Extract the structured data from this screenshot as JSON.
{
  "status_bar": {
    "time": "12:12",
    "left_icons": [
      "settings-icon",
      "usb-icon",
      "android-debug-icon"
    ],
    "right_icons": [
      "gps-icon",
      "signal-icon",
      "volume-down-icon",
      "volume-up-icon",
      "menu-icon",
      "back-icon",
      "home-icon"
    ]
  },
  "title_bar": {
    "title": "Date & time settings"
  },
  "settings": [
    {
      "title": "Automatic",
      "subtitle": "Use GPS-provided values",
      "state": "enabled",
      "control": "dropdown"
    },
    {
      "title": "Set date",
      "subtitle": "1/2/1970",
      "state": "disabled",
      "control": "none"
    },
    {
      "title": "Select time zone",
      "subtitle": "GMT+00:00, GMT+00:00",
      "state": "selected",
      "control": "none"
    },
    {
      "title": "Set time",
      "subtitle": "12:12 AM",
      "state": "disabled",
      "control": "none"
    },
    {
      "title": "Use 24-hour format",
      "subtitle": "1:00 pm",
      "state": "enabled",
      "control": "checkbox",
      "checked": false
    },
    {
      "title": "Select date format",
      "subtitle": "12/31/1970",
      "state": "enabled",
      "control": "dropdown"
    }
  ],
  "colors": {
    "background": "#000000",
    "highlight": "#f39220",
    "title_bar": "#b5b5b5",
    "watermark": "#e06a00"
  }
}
══════════════════════════════
_Stated problem:_
Your task is to reproduce all of the records exactly.

_Exercise result:_
Extract the structured data from this screenshot as JSON.
{
  "status_bar": {
    "time": "12:12",
    "left_icons": [
      "settings-icon",
      "usb-icon",
      "android-debug-icon"
    ],
    "right_icons": [
      "gps-icon",
      "signal-icon",
      "volume-down-icon",
      "volume-up-icon",
      "menu-icon",
      "back-icon",
      "home-icon"
    ]
  },
  "title_bar": {
    "title": "Date & time settings"
  },
  "settings": [
    {
      "title": "Automatic",
      "subtitle": "Use GPS-provided values",
      "state": "enabled",
      "control": "dropdown"
    },
    {
      "title": "Set date",
      "subtitle": "1/2/1970",
      "state": "disabled",
      "control": "none"
    },
    {
      "title": "Select time zone",
      "subtitle": "GMT+00:00, GMT+00:00",
      "state": "selected",
      "control": "none"
    },
    {
      "title": "Set time",
      "subtitle": "12:12 AM",
      "state": "disabled",
      "control": "none"
    },
    {
      "title": "Use 24-hour format",
      "subtitle": "1:00 pm",
      "state": "enabled",
      "control": "checkbox",
      "checked": false
    },
    {
      "title": "Select date format",
      "subtitle": "12/31/1970",
      "state": "enabled",
      "control": "dropdown"
    }
  ],
  "colors": {
    "background": "#000000",
    "highlight": "#f39220",
    "title_bar": "#b5b5b5",
    "watermark": "#e06a00"
  }
}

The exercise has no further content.